DIRECTIONS: Within the records below, find each line that holds the string "There", then copy it.

╭─ MATERIAL FOR THIS TASK

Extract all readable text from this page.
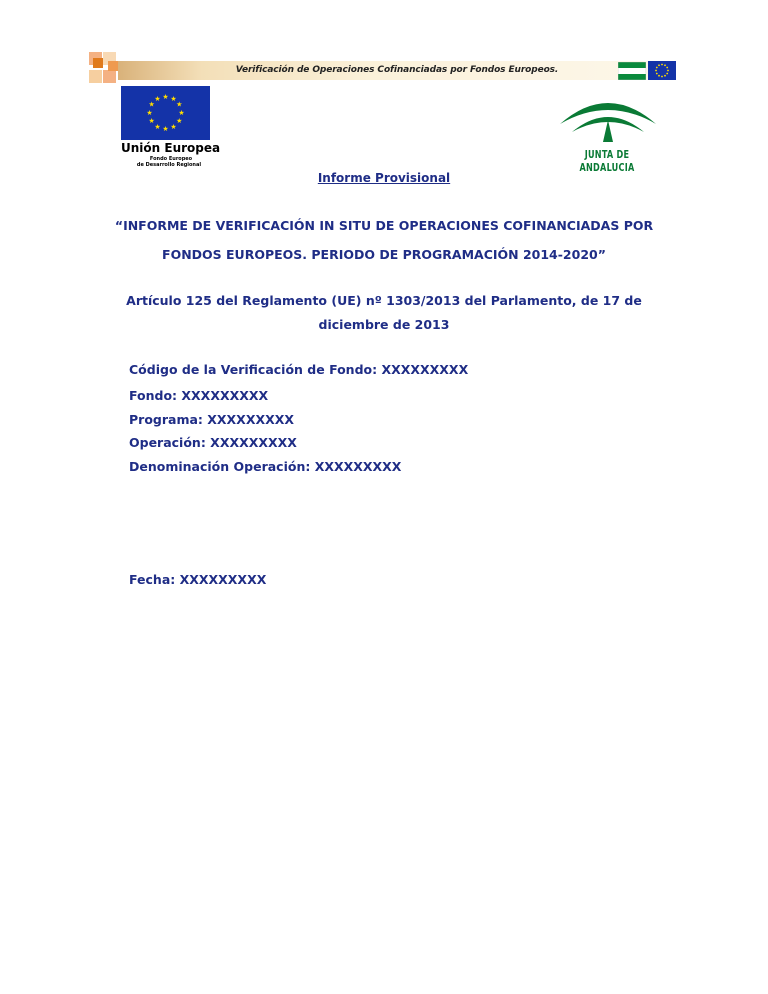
Verificación de Operaciones Cofinanciadas por Fondos Europeos.
★ ★
★
★
★
★
★
★
★
★
★
★
Unión Europea
Fondo Europeo
de Desarrollo Regional
JUNTA DE ANDALUCIA
Informe Provisional
“INFORME DE VERIFICACIÓN IN SITU DE OPERACIONES COFINANCIADAS POR
FONDOS EUROPEOS. PERIODO DE PROGRAMACIÓN 2014-2020”
Artículo 125 del Reglamento (UE) nº 1303/2013 del Parlamento, de 17 de
diciembre de 2013
Código de la Verificación de Fondo: XXXXXXXXX
Fondo: XXXXXXXXX
Programa: XXXXXXXXX
Operación: XXXXXXXXX
Denominación Operación: XXXXXXXXX
Fecha: XXXXXXXXX
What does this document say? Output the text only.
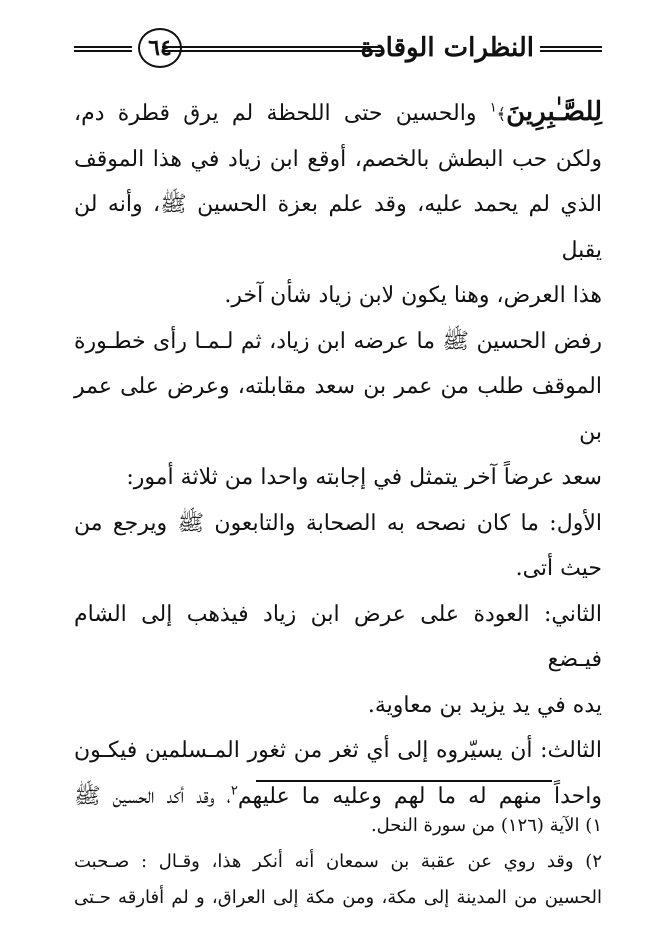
النظرات الوقادة
٦٤

لِلصَّـٰبِرِينَ﴾$^١$ والحسين حتى اللحظة لم يرق قطرة دم،

ولكن حب البطش بالخصم، أوقع ابن زياد في هذا الموقف

الذي لم يحمد عليه، وقد علم بعزة الحسين ﷺ، وأنه لن يقبل

هذا العرض، وهنا يكون لابن زياد شأن آخر.

رفض الحسين ﷺ ما عرضه ابن زياد، ثم لـمـا رأى خطـورة

الموقف طلب من عمر بن سعد مقابلته، وعرض على عمر بن

سعد عرضاً آخر يتمثل في إجابته واحدا من ثلاثة أمور:

الأول: ما كان نصحه به الصحابة والتابعون ﷺ ويرجع من

حيث أتى.

الثاني: العودة على عرض ابن زياد فيذهب إلى الشام فيـضع

يده في يد يزيد بن معاوية.

الثالث: أن يسيّروه إلى أي ثغر من ثغور المـسلمين فيكـون

واحداً منهم له ما لهم وعليه ما عليهم$^٢$، وقد أكد الحسين ﷺ

١) الآية (١٢٦) من سورة النحل.

٢) وقد روي عن عقبة بن سمعان أنه أنكر هذا، وقـال : صـحبت

الحسين من المدينة إلى مكة، ومن مكة إلى العراق، و لم أفارقه حـتى
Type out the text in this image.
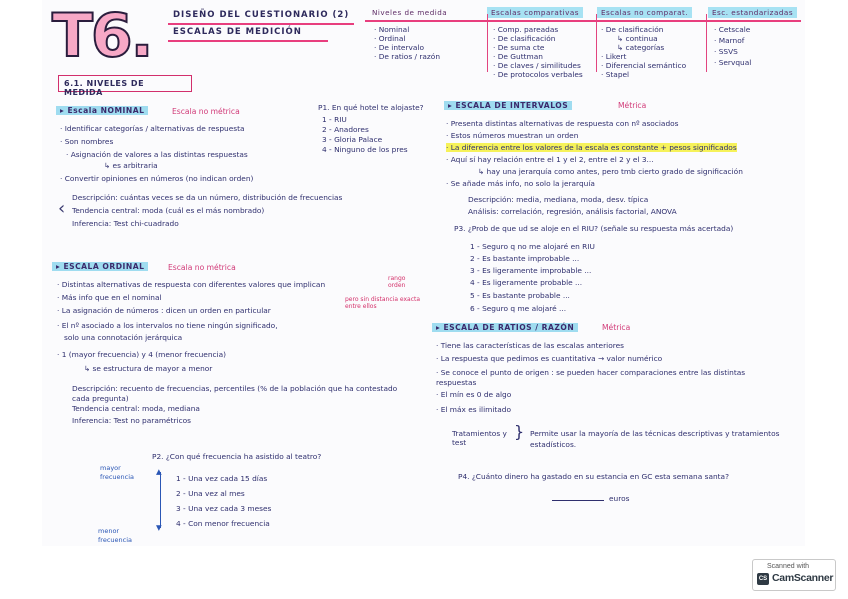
T6.	DISEÑO DEL CUESTIONARIO (2)
ESCALAS DE MEDICIÓN
Niveles de medida	Escalas comparativas	Escalas no comparat.	Esc. estandarizadas
· Nominal
· Ordinal
· De intervalo
· De ratios / razón
· Comp. pareadas
· De clasificación
· De suma cte
· De Guttman
· De claves / similitudes
· De protocolos verbales
· De clasificación
↳ continua
↳ categorías
· Likert
· Diferencial semántico
· Stapel
· Cetscale
· Marnof
· SSVS
· Servqual
6.1. NIVELES DE MEDIDA
▸ Escala NOMINAL	Escala no métrica
· Identificar categorías / alternativas de respuesta
· Son nombres
· Asignación de valores a las distintas respuestas
↳ es arbitraria
· Convertir opiniones en números (no indican orden)
Descripción: cuántas veces se da un número, distribución de frecuencias
Tendencia central: moda (cuál es el más nombrado)
Inferencia: Test chi-cuadrado
‹
P1. En qué hotel te alojaste?
1 - RIU
2 - Anadores
3 - Gloria Palace
4 - Ninguno de los pres
▸ ESCALA ORDINAL	Escala no métrica
· Distintas alternativas de respuesta con diferentes valores que implican
· Más info que en el nominal
· La asignación de números : dicen un orden en particular
· El nº asociado a los intervalos no tiene ningún significado,
solo una connotación jerárquica
· 1 (mayor frecuencia) y 4 (menor frecuencia)
↳ se estructura de mayor a menor
rango orden
pero sin distancia exacta entre ellos
Descripción: recuento de frecuencias, percentiles (% de la población que ha contestado cada pregunta)
Tendencia central: moda, mediana
Inferencia: Test no paramétricos
P2. ¿Con qué frecuencia ha asistido al teatro?
1 - Una vez cada 15 días
2 - Una vez al mes
3 - Una vez cada 3 meses
4 - Con menor frecuencia
mayor frecuencia
menor frecuencia
▲
▼
▸ ESCALA DE INTERVALOS	Métrica
· Presenta distintas alternativas de respuesta con nº asociados
· Estos números muestran un orden
· La diferencia entre los valores de la escala es constante + pesos significados
· Aquí sí hay relación entre el 1 y el 2, entre el 2 y el 3...
↳ hay una jerarquía como antes, pero tmb cierto grado de significación
· Se añade más info, no solo la jerarquía
Descripción: media, mediana, moda, desv. típica
Análisis: correlación, regresión, análisis factorial, ANOVA
P3. ¿Prob de que ud se aloje en el RIU? (señale su respuesta más acertada)
1 - Seguro q no me alojaré en RIU
2 - Es bastante improbable ...
3 - Es ligeramente improbable ...
4 - Es ligeramente probable ...
5 - Es bastante probable ...
6 - Seguro q me alojaré ...
▸ ESCALA DE RATIOS / RAZÓN	Métrica
· Tiene las características de las escalas anteriores
· La respuesta que pedimos es cuantitativa → valor numérico
· Se conoce el punto de origen : se pueden hacer comparaciones entre las distintas respuestas
· El mín es 0 de algo
· El máx es ilimitado
Tratamientos y test
} Permite usar la mayoría de las técnicas descriptivas y tratamientos estadísticos.
P4. ¿Cuánto dinero ha gastado en su estancia en GC esta semana santa?
euros
Scanned with
CS CamScanner
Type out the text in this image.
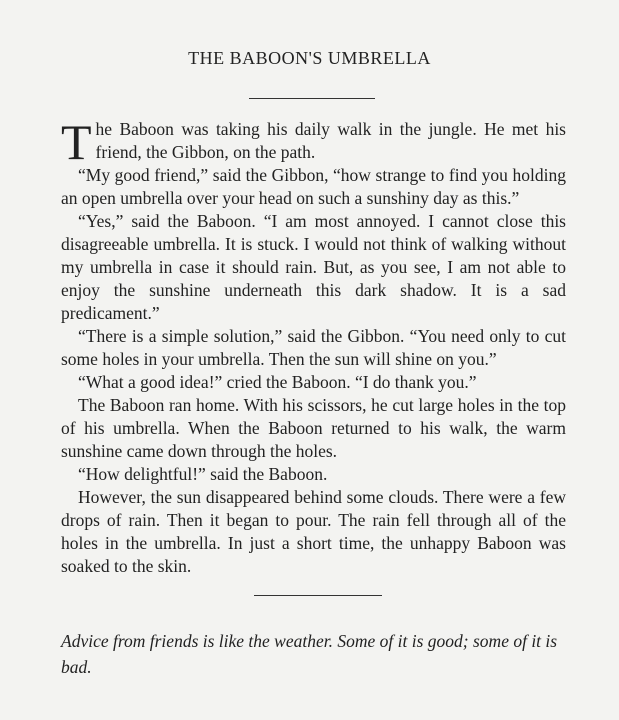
THE BABOON'S UMBRELLA

The Baboon was taking his daily walk in the jungle. He met his friend, the Gibbon, on the path.

“My good friend,” said the Gibbon, “how strange to find you holding an open umbrella over your head on such a sunshiny day as this.”

“Yes,” said the Baboon. “I am most annoyed. I cannot close this disagreeable umbrella. It is stuck. I would not think of walking without my umbrella in case it should rain. But, as you see, I am not able to enjoy the sunshine underneath this dark shadow. It is a sad predicament.”

“There is a simple solution,” said the Gibbon. “You need only to cut some holes in your umbrella. Then the sun will shine on you.”

“What a good idea!” cried the Baboon. “I do thank you.”

The Baboon ran home. With his scissors, he cut large holes in the top of his umbrella. When the Baboon returned to his walk, the warm sunshine came down through the holes.

“How delightful!” said the Baboon.

However, the sun disappeared behind some clouds. There were a few drops of rain. Then it began to pour. The rain fell through all of the holes in the umbrella. In just a short time, the unhappy Baboon was soaked to the skin.

Advice from friends is like the weather. Some of it is good; some of it is bad.
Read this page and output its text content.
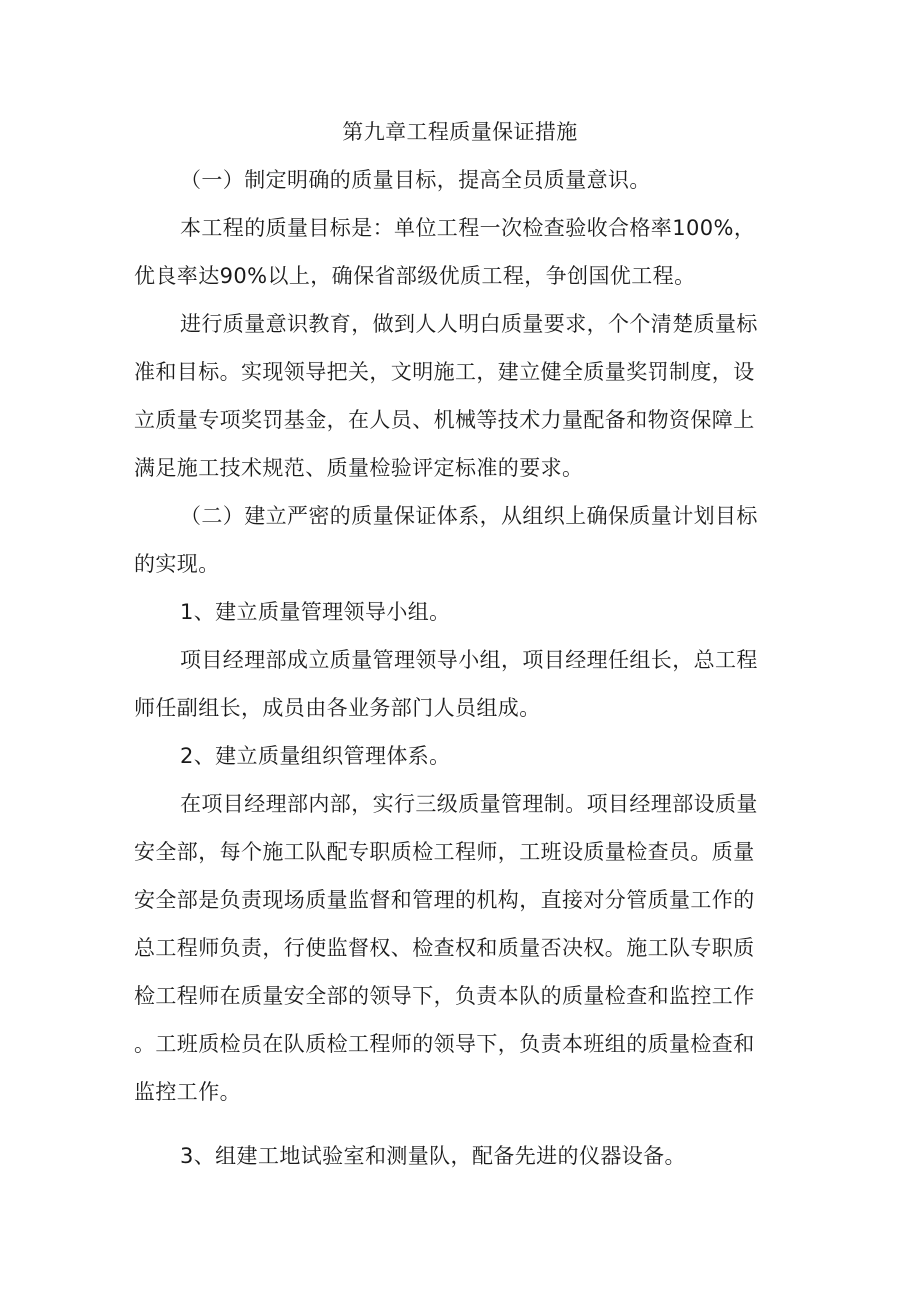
第九章工程质量保证措施
（一）制定明确的质量目标，提高全员质量意识。
本工程的质量目标是：单位工程一次检查验收合格率100%，
优良率达90%以上，确保省部级优质工程，争创国优工程。
进行质量意识教育，做到人人明白质量要求，个个清楚质量标
准和目标。实现领导把关，文明施工，建立健全质量奖罚制度，设
立质量专项奖罚基金，在人员、机械等技术力量配备和物资保障上
满足施工技术规范、质量检验评定标准的要求。
（二）建立严密的质量保证体系，从组织上确保质量计划目标
的实现。
1、建立质量管理领导小组。
项目经理部成立质量管理领导小组，项目经理任组长，总工程
师任副组长，成员由各业务部门人员组成。
2、建立质量组织管理体系。
在项目经理部内部，实行三级质量管理制。项目经理部设质量
安全部，每个施工队配专职质检工程师，工班设质量检查员。质量
安全部是负责现场质量监督和管理的机构，直接对分管质量工作的
总工程师负责，行使监督权、检查权和质量否决权。施工队专职质
检工程师在质量安全部的领导下，负责本队的质量检查和监控工作
。工班质检员在队质检工程师的领导下，负责本班组的质量检查和
监控工作。
3、组建工地试验室和测量队，配备先进的仪器设备。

╰─

RESULT BELOW:
“There is a simple solution,” said the Gibbon. “You need only to cut some holes in your umbrella. Then the sun will shine on you.”
However, the sun disappeared behind some clouds. There were a few drops of rain. Then it began to pour. The rain fell through all of the holes in the umbrella. In just a short time, the unhappy Baboon was soaked to the skin.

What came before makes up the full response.